* _GIVEN PROBLEM_: Gather the lines below that include the string "JSON", copying each in full.

* _SUPPLIED RECORDS_:
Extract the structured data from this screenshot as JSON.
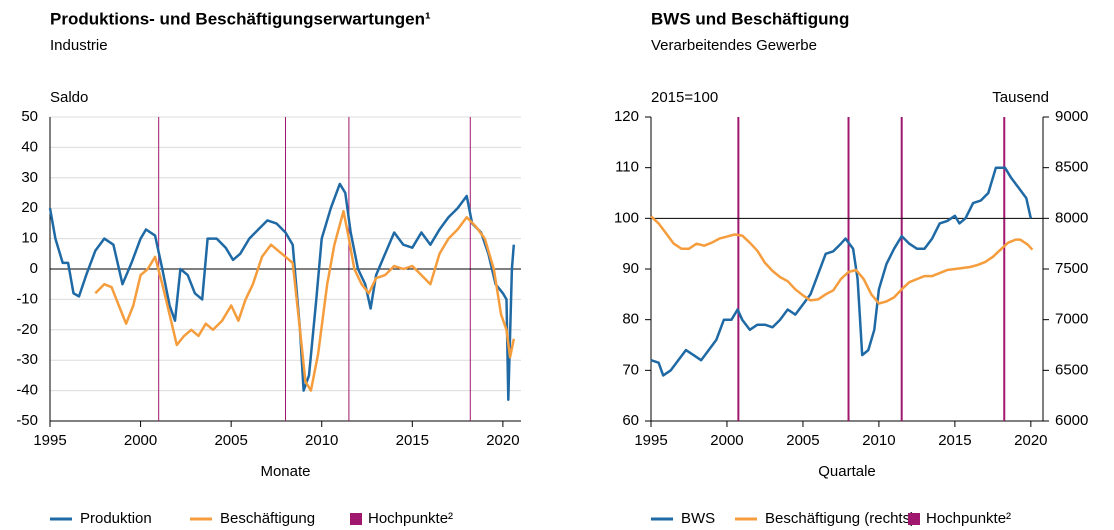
{
  "chart_data": [
    {
      "type": "line",
      "title": "Produktions- und Beschäftigungserwartungen¹",
      "subtitle": "Industrie",
      "y_label": "Saldo",
      "x_label": "Monate",
      "xlim": [
        1995,
        2021
      ],
      "xticks": [
        1995,
        2000,
        2005,
        2010,
        2015,
        2020
      ],
      "ylim": [
        -50,
        50
      ],
      "yticks": [
        -50,
        -40,
        -30,
        -20,
        -10,
        0,
        10,
        20,
        30,
        40,
        50
      ],
      "grid": true,
      "reference_line": 0,
      "legend": "bottom",
      "series": [
        {
          "name": "Produktion",
          "color": "#1f6aa5",
          "x": [
            1995,
            1995.3,
            1995.7,
            1996,
            1996.3,
            1996.6,
            1997,
            1997.5,
            1998,
            1998.5,
            1999,
            1999.5,
            2000,
            2000.3,
            2000.8,
            2001.2,
            2001.6,
            2001.9,
            2002.2,
            2002.6,
            2003,
            2003.4,
            2003.7,
            2004.2,
            2004.7,
            2005.1,
            2005.5,
            2006,
            2006.5,
            2007,
            2007.5,
            2008,
            2008.4,
            2008.8,
            2009.0,
            2009.3,
            2009.7,
            2010,
            2010.5,
            2011,
            2011.3,
            2011.6,
            2012,
            2012.4,
            2012.7,
            2013,
            2013.5,
            2014,
            2014.5,
            2015,
            2015.5,
            2016,
            2016.5,
            2017,
            2017.5,
            2018,
            2018.3,
            2018.8,
            2019.2,
            2019.6,
            2020,
            2020.2,
            2020.3,
            2020.5,
            2020.6
          ],
          "values": [
            20,
            10,
            2,
            2,
            -8,
            -9,
            -2,
            6,
            10,
            8,
            -5,
            2,
            10,
            13,
            11,
            0,
            -12,
            -17,
            0,
            -2,
            -8,
            -10,
            10,
            10,
            7,
            3,
            5,
            10,
            13,
            16,
            15,
            12,
            8,
            -20,
            -40,
            -35,
            -10,
            10,
            20,
            28,
            25,
            12,
            0,
            -5,
            -13,
            -2,
            5,
            12,
            8,
            7,
            12,
            8,
            13,
            17,
            20,
            24,
            15,
            12,
            5,
            -5,
            -8,
            -10,
            -43,
            0,
            8
          ]
        },
        {
          "name": "Beschäftigung",
          "color": "#f59d3d",
          "x": [
            1997.5,
            1998,
            1998.4,
            1998.8,
            1999.2,
            1999.6,
            2000,
            2000.4,
            2000.8,
            2001.2,
            2001.6,
            2002,
            2002.4,
            2002.8,
            2003.2,
            2003.6,
            2004,
            2004.5,
            2005,
            2005.4,
            2005.8,
            2006.2,
            2006.7,
            2007.2,
            2007.6,
            2008,
            2008.4,
            2008.8,
            2009.1,
            2009.4,
            2009.8,
            2010.3,
            2010.7,
            2011.2,
            2011.5,
            2011.8,
            2012.2,
            2012.6,
            2013,
            2013.5,
            2014,
            2014.5,
            2015,
            2015.5,
            2016,
            2016.5,
            2017,
            2017.5,
            2018,
            2018.5,
            2019,
            2019.5,
            2019.9,
            2020.2,
            2020.4,
            2020.6
          ],
          "values": [
            -8,
            -5,
            -6,
            -12,
            -18,
            -12,
            -2,
            0,
            4,
            -5,
            -15,
            -25,
            -22,
            -20,
            -22,
            -18,
            -20,
            -17,
            -12,
            -17,
            -10,
            -5,
            4,
            8,
            6,
            4,
            2,
            -20,
            -37,
            -40,
            -28,
            -5,
            8,
            19,
            10,
            0,
            -5,
            -8,
            -3,
            -2,
            1,
            0,
            1,
            -2,
            -5,
            5,
            10,
            13,
            17,
            14,
            10,
            0,
            -15,
            -20,
            -29,
            -23
          ]
        }
      ],
      "peaks": {
        "name": "Hochpunkte²",
        "color": "#a0186e",
        "x": [
          2001.0,
          2008.0,
          2011.5,
          2018.2
        ]
      }
    },
    {
      "type": "line",
      "title": "BWS und Beschäftigung",
      "subtitle": "Verarbeitendes Gewerbe",
      "y_label": "2015=100",
      "y2_label": "Tausend",
      "x_label": "Quartale",
      "xlim": [
        1995,
        2020.8
      ],
      "xticks": [
        1995,
        2000,
        2005,
        2010,
        2015,
        2020
      ],
      "ylim": [
        60,
        120
      ],
      "yticks": [
        60,
        70,
        80,
        90,
        100,
        110,
        120
      ],
      "y2lim": [
        6000,
        9000
      ],
      "y2ticks": [
        6000,
        6500,
        7000,
        7500,
        8000,
        8500,
        9000
      ],
      "grid": false,
      "reference_line": 100,
      "legend": "bottom",
      "series": [
        {
          "name": "BWS",
          "color": "#1f6aa5",
          "x": [
            1995,
            1995.5,
            1995.8,
            1996.3,
            1996.8,
            1997.3,
            1997.8,
            1998.3,
            1998.8,
            1999.3,
            1999.8,
            2000.3,
            2000.7,
            2001,
            2001.5,
            2002,
            2002.5,
            2003,
            2003.5,
            2004,
            2004.5,
            2005,
            2005.5,
            2006,
            2006.5,
            2007,
            2007.5,
            2007.8,
            2008.3,
            2008.6,
            2008.9,
            2009.3,
            2009.7,
            2010,
            2010.5,
            2011,
            2011.5,
            2012,
            2012.5,
            2013,
            2013.5,
            2014,
            2014.5,
            2015,
            2015.3,
            2015.7,
            2016.2,
            2016.7,
            2017.2,
            2017.7,
            2018,
            2018.3,
            2018.7,
            2019.2,
            2019.7,
            2020.0
          ],
          "values": [
            72,
            71.5,
            69,
            70,
            72,
            74,
            73,
            72,
            74,
            76,
            80,
            80,
            82,
            80,
            78,
            79,
            79,
            78.5,
            80,
            82,
            81,
            83,
            85,
            89,
            93,
            93.5,
            95,
            96,
            94,
            88,
            73,
            74,
            78,
            86,
            91,
            94,
            96.5,
            95,
            94,
            94,
            96,
            99,
            99.5,
            100.5,
            99,
            100,
            103,
            103.5,
            105,
            110,
            110,
            110,
            108,
            106,
            104,
            100
          ]
        },
        {
          "name": "Beschäftigung (rechts)",
          "color": "#f59d3d",
          "axis": "y2",
          "x": [
            1995,
            1995.5,
            1996,
            1996.5,
            1997,
            1997.5,
            1998,
            1998.5,
            1999,
            1999.5,
            2000,
            2000.5,
            2001,
            2001.5,
            2002,
            2002.5,
            2003,
            2003.5,
            2004,
            2004.5,
            2005,
            2005.5,
            2006,
            2006.5,
            2007,
            2007.5,
            2008,
            2008.5,
            2009,
            2009.5,
            2010,
            2010.5,
            2011,
            2011.5,
            2012,
            2012.5,
            2013,
            2013.5,
            2014,
            2014.5,
            2015,
            2015.5,
            2016,
            2016.5,
            2017,
            2017.5,
            2018,
            2018.5,
            2019,
            2019.3,
            2019.8,
            2020.1
          ],
          "values": [
            8020,
            7950,
            7850,
            7750,
            7700,
            7700,
            7750,
            7730,
            7760,
            7800,
            7820,
            7840,
            7830,
            7760,
            7680,
            7560,
            7480,
            7420,
            7380,
            7300,
            7240,
            7190,
            7200,
            7250,
            7290,
            7400,
            7470,
            7490,
            7400,
            7250,
            7160,
            7180,
            7220,
            7300,
            7370,
            7400,
            7430,
            7430,
            7460,
            7490,
            7500,
            7510,
            7520,
            7540,
            7570,
            7620,
            7690,
            7760,
            7790,
            7790,
            7740,
            7690
          ]
        }
      ],
      "peaks": {
        "name": "Hochpunkte²",
        "color": "#a0186e",
        "x": [
          2000.75,
          2008.0,
          2011.5,
          2018.25
        ]
      }
    }
  ]
}
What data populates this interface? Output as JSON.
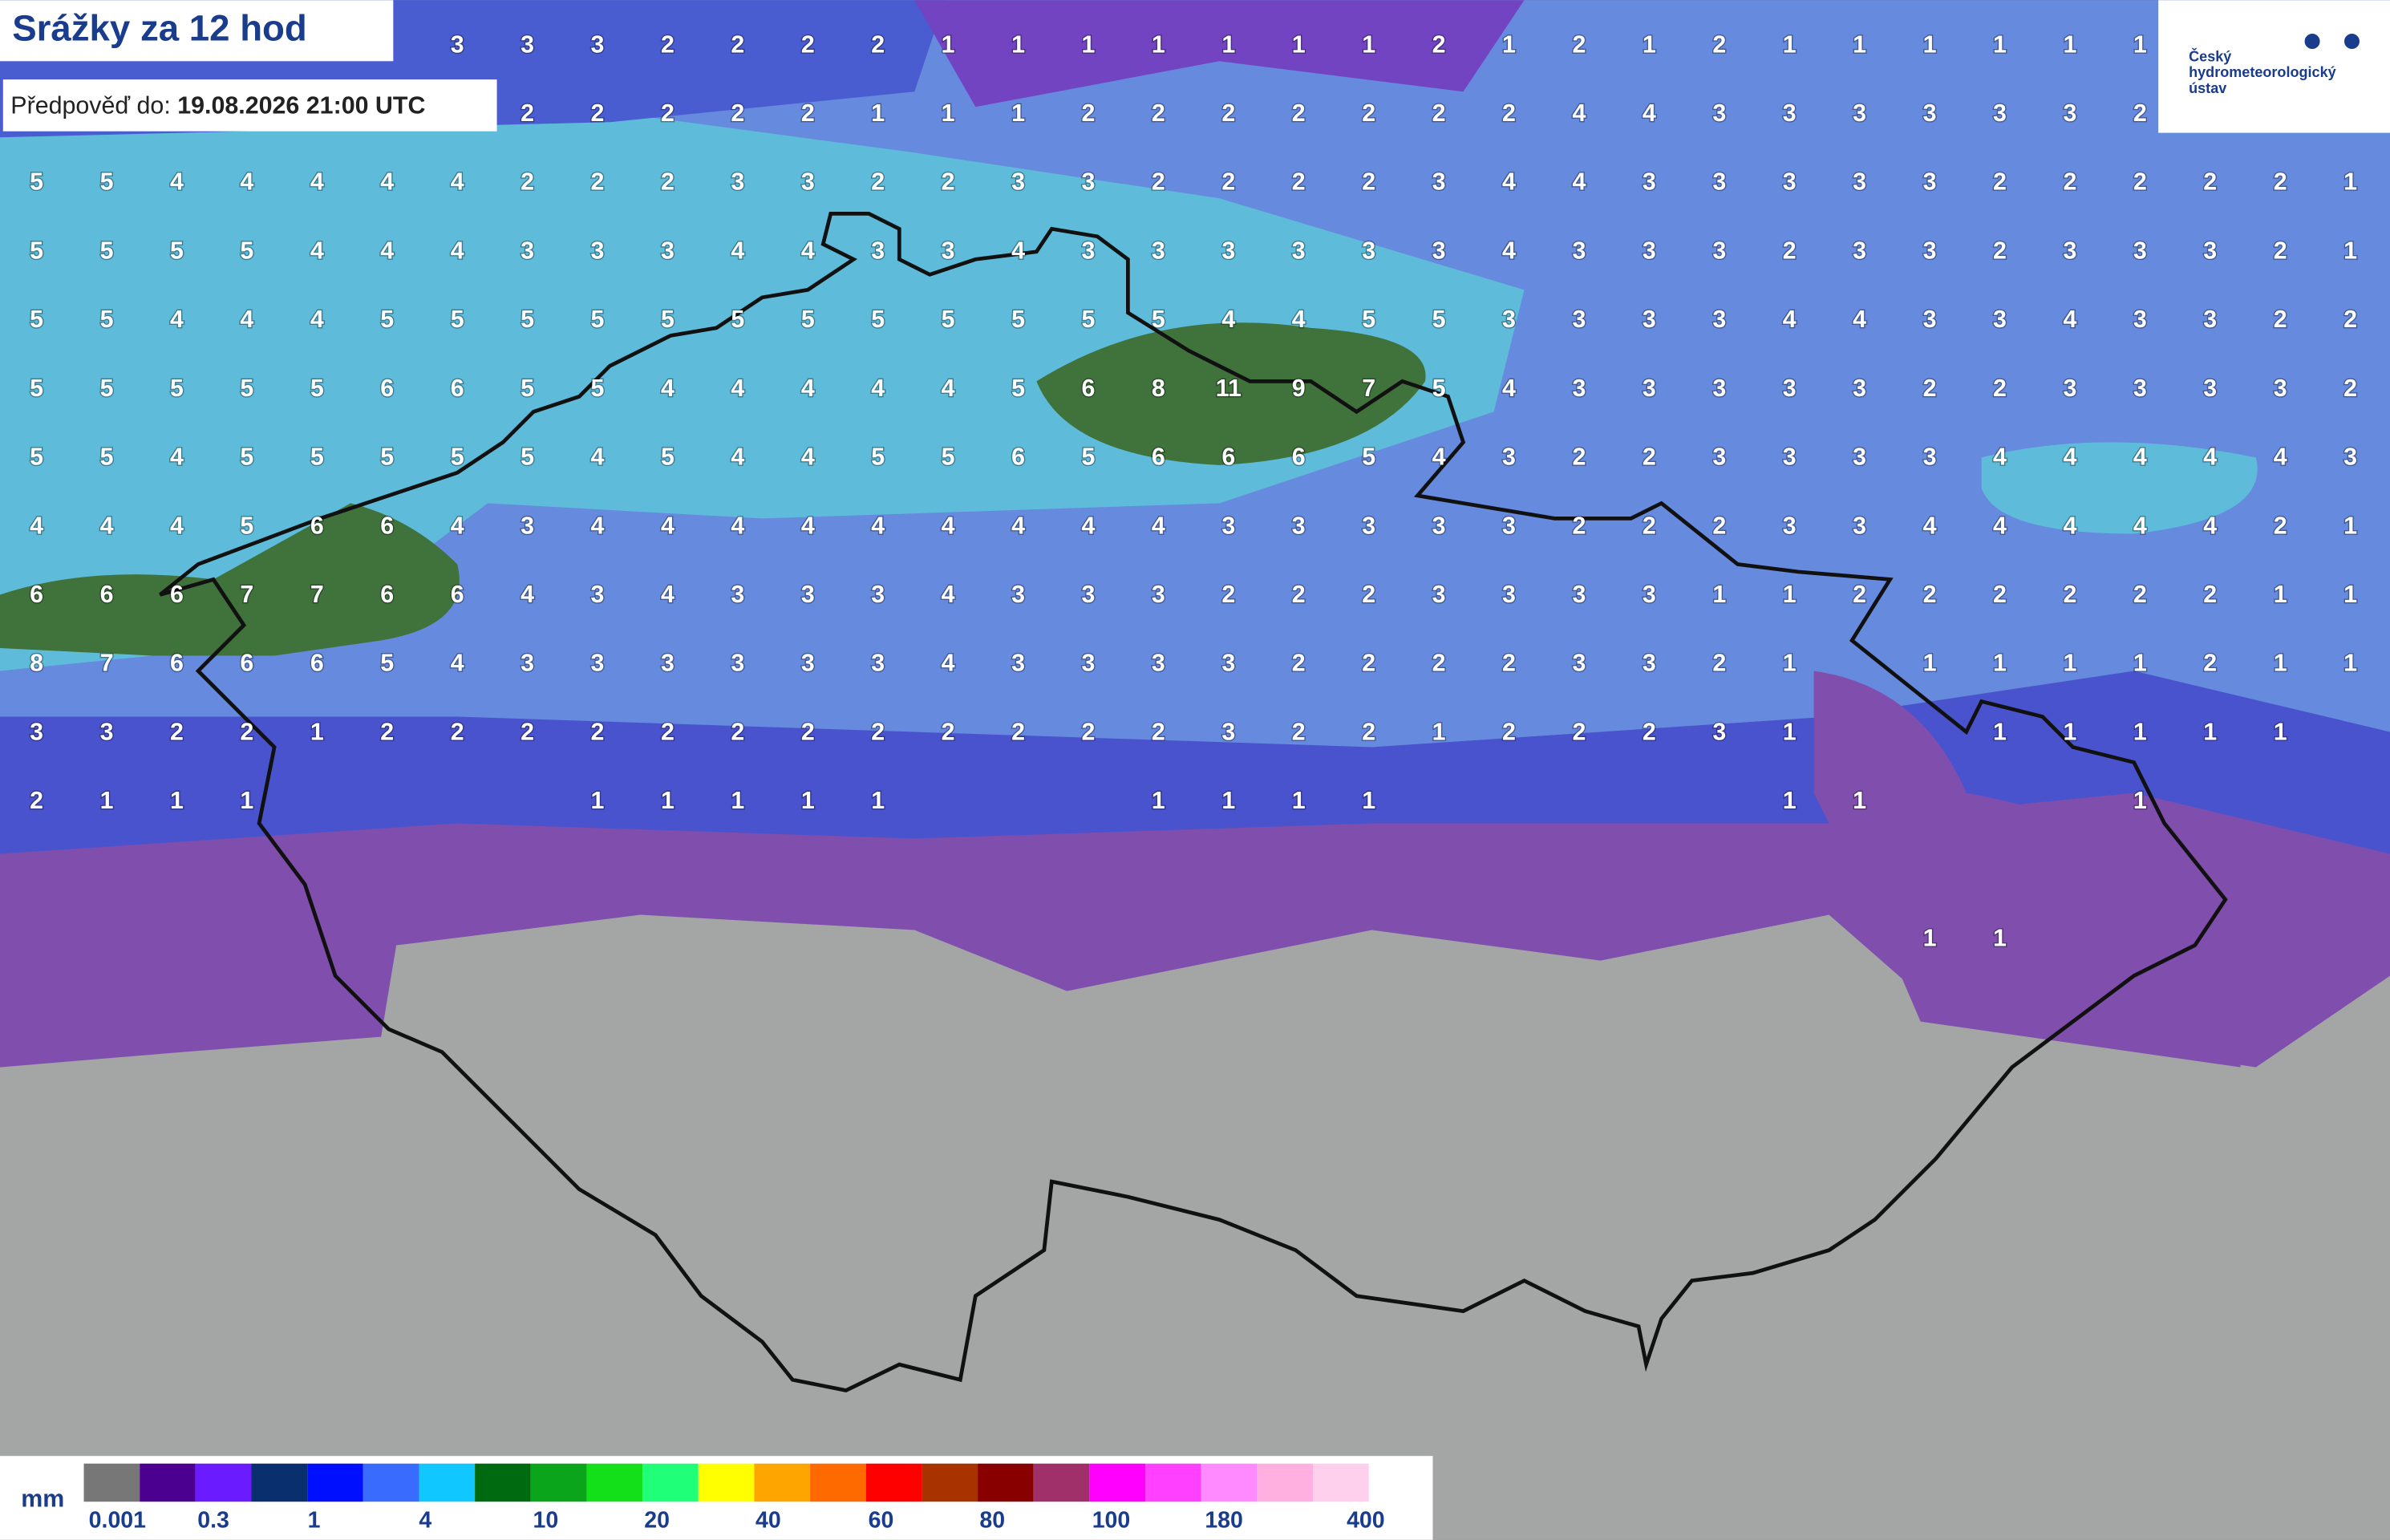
{
  "header": {
    "title": "Srážky za 12 hod",
    "forecast_label": "Předpověď do:",
    "forecast_time": "19.08.2026 21:00 UTC"
  },
  "logo": {
    "lines": [
      "Český",
      "hydrometeorologický",
      "ústav"
    ]
  },
  "grid": {
    "rows": [
      [
        null,
        null,
        null,
        null,
        null,
        null,
        3,
        3,
        3,
        2,
        2,
        2,
        2,
        1,
        1,
        1,
        1,
        1,
        1,
        1,
        2,
        1,
        2,
        1,
        2,
        1,
        1,
        1,
        1,
        1,
        1,
        null,
        null,
        null
      ],
      [
        null,
        null,
        null,
        null,
        null,
        null,
        null,
        2,
        2,
        2,
        2,
        2,
        1,
        1,
        1,
        2,
        2,
        2,
        2,
        2,
        2,
        2,
        4,
        4,
        3,
        3,
        3,
        3,
        3,
        3,
        2,
        null,
        null,
        null
      ],
      [
        5,
        5,
        4,
        4,
        4,
        4,
        4,
        2,
        2,
        2,
        3,
        3,
        2,
        2,
        3,
        3,
        2,
        2,
        2,
        2,
        3,
        4,
        4,
        3,
        3,
        3,
        3,
        3,
        2,
        2,
        2,
        2,
        2,
        1
      ],
      [
        5,
        5,
        5,
        5,
        4,
        4,
        4,
        3,
        3,
        3,
        4,
        4,
        3,
        3,
        4,
        3,
        3,
        3,
        3,
        3,
        3,
        4,
        3,
        3,
        3,
        2,
        3,
        3,
        2,
        3,
        3,
        3,
        2,
        1
      ],
      [
        5,
        5,
        4,
        4,
        4,
        5,
        5,
        5,
        5,
        5,
        5,
        5,
        5,
        5,
        5,
        5,
        5,
        4,
        4,
        5,
        5,
        3,
        3,
        3,
        3,
        4,
        4,
        3,
        3,
        4,
        3,
        3,
        2,
        2
      ],
      [
        5,
        5,
        5,
        5,
        5,
        6,
        6,
        5,
        5,
        4,
        4,
        4,
        4,
        4,
        5,
        6,
        8,
        11,
        9,
        7,
        5,
        4,
        3,
        3,
        3,
        3,
        3,
        2,
        2,
        3,
        3,
        3,
        3,
        2
      ],
      [
        5,
        5,
        4,
        5,
        5,
        5,
        5,
        5,
        4,
        5,
        4,
        4,
        5,
        5,
        6,
        5,
        6,
        6,
        6,
        5,
        4,
        3,
        2,
        2,
        3,
        3,
        3,
        3,
        4,
        4,
        4,
        4,
        4,
        3
      ],
      [
        4,
        4,
        4,
        5,
        6,
        6,
        4,
        3,
        4,
        4,
        4,
        4,
        4,
        4,
        4,
        4,
        4,
        3,
        3,
        3,
        3,
        3,
        2,
        2,
        2,
        3,
        3,
        4,
        4,
        4,
        4,
        4,
        2,
        1
      ],
      [
        6,
        6,
        6,
        7,
        7,
        6,
        6,
        4,
        3,
        4,
        3,
        3,
        3,
        4,
        3,
        3,
        3,
        2,
        2,
        2,
        3,
        3,
        3,
        3,
        1,
        1,
        2,
        2,
        2,
        2,
        2,
        2,
        1,
        1
      ],
      [
        8,
        7,
        6,
        6,
        6,
        5,
        4,
        3,
        3,
        3,
        3,
        3,
        3,
        4,
        3,
        3,
        3,
        3,
        2,
        2,
        2,
        2,
        3,
        3,
        2,
        1,
        null,
        1,
        1,
        1,
        1,
        2,
        1,
        1
      ],
      [
        3,
        3,
        2,
        2,
        1,
        2,
        2,
        2,
        2,
        2,
        2,
        2,
        2,
        2,
        2,
        2,
        2,
        3,
        2,
        2,
        1,
        2,
        2,
        2,
        3,
        1,
        null,
        null,
        1,
        1,
        1,
        1,
        1,
        null
      ],
      [
        2,
        1,
        1,
        1,
        null,
        null,
        null,
        null,
        1,
        1,
        1,
        1,
        1,
        null,
        null,
        null,
        1,
        1,
        1,
        1,
        null,
        null,
        null,
        null,
        null,
        1,
        1,
        null,
        null,
        null,
        1,
        null,
        null,
        null
      ],
      [
        null,
        null,
        null,
        null,
        null,
        null,
        null,
        null,
        null,
        null,
        null,
        null,
        null,
        null,
        null,
        null,
        null,
        null,
        null,
        null,
        null,
        null,
        null,
        null,
        null,
        null,
        null,
        null,
        null,
        null,
        null,
        null,
        null,
        null
      ],
      [
        null,
        null,
        null,
        null,
        null,
        null,
        null,
        null,
        null,
        null,
        null,
        null,
        null,
        null,
        null,
        null,
        null,
        null,
        null,
        null,
        null,
        null,
        null,
        null,
        null,
        null,
        null,
        1,
        1,
        null,
        null,
        null,
        null,
        null
      ]
    ]
  },
  "legend": {
    "unit": "mm",
    "colors": [
      "#777777",
      "#4c0090",
      "#6a1bff",
      "#0a2f6e",
      "#0010ff",
      "#3a6bff",
      "#10c8ff",
      "#006a10",
      "#0aa51a",
      "#14e01a",
      "#20ff78",
      "#ffff00",
      "#ffa500",
      "#ff6a00",
      "#ff0000",
      "#a83200",
      "#880000",
      "#a0306a",
      "#ff00ff",
      "#ff40ff",
      "#ff8aff",
      "#ffb0e0",
      "#ffd0ee"
    ],
    "labels": [
      "0.001",
      "0.3",
      "1",
      "4",
      "10",
      "20",
      "40",
      "60",
      "80",
      "100",
      "180",
      "400"
    ]
  }
}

* _THE COMPLETED TASK_:
Extract the structured data from this screenshot as JSON.
What data populates this interface? Output as JSON.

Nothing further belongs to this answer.